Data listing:
━━━━

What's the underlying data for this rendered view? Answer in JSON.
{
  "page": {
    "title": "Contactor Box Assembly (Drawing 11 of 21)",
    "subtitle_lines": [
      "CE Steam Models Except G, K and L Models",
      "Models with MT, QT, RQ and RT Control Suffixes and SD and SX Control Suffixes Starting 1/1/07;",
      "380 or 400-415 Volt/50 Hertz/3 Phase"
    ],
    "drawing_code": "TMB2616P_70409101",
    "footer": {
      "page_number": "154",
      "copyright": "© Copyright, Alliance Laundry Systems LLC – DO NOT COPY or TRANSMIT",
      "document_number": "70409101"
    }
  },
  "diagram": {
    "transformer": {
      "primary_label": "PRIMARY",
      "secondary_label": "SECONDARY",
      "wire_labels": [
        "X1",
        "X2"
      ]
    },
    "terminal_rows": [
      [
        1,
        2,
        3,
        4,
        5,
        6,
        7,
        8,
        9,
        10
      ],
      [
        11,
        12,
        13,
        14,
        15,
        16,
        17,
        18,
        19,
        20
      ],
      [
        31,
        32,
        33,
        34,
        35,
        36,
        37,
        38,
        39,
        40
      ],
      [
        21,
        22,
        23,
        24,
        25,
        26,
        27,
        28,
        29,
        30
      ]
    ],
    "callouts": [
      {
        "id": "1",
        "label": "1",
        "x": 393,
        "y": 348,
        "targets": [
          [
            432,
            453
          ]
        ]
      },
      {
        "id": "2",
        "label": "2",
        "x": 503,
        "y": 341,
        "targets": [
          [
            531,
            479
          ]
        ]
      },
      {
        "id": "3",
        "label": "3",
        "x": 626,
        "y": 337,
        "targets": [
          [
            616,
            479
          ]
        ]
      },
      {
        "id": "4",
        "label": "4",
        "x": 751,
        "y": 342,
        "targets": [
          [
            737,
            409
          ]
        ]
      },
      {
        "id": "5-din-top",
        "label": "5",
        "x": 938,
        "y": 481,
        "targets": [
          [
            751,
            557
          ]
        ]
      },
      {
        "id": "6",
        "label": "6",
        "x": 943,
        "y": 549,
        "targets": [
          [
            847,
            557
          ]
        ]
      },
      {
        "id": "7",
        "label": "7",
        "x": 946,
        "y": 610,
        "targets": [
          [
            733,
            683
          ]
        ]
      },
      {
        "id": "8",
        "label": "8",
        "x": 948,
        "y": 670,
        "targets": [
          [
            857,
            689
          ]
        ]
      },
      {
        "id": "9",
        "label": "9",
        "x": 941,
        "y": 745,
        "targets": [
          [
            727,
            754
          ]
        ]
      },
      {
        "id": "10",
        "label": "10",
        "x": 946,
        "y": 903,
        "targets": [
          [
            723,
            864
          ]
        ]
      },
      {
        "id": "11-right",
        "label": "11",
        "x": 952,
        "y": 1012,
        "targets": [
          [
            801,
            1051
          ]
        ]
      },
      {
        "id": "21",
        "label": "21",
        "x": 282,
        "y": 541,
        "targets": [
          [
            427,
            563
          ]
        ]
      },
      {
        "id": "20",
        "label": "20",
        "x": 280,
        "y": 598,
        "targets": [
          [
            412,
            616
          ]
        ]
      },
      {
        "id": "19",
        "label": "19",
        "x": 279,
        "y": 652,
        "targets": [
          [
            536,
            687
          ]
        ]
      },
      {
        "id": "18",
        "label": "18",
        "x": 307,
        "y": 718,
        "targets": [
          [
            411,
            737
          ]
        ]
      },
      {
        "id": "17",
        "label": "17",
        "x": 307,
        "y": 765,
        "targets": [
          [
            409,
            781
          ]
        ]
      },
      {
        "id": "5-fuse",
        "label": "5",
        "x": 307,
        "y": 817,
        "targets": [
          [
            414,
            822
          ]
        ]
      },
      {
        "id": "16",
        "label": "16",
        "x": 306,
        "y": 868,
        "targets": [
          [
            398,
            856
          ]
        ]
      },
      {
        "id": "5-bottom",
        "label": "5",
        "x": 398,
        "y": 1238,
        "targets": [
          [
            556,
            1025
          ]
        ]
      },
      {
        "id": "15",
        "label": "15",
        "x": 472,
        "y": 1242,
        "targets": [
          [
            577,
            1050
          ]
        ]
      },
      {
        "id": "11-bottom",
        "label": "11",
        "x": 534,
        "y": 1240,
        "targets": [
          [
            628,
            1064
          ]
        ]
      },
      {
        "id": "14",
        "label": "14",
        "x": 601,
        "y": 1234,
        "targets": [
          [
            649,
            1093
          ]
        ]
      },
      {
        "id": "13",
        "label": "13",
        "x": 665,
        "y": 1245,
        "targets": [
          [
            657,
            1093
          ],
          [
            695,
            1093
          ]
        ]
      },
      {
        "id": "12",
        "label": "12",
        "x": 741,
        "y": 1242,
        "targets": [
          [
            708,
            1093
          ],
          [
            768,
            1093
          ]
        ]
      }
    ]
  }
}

━━━━

▶ **THE REQUEST**
Pull out all lines from the entries above that include the word "Models".

▶ **SOLUTION TO THE PROBLEM**
      "CE Steam Models Except G, K and L Models",
      "Models with MT, QT, RQ and RT Control Suffixes and SD and SX Control Suffixes Starting 1/1/07;",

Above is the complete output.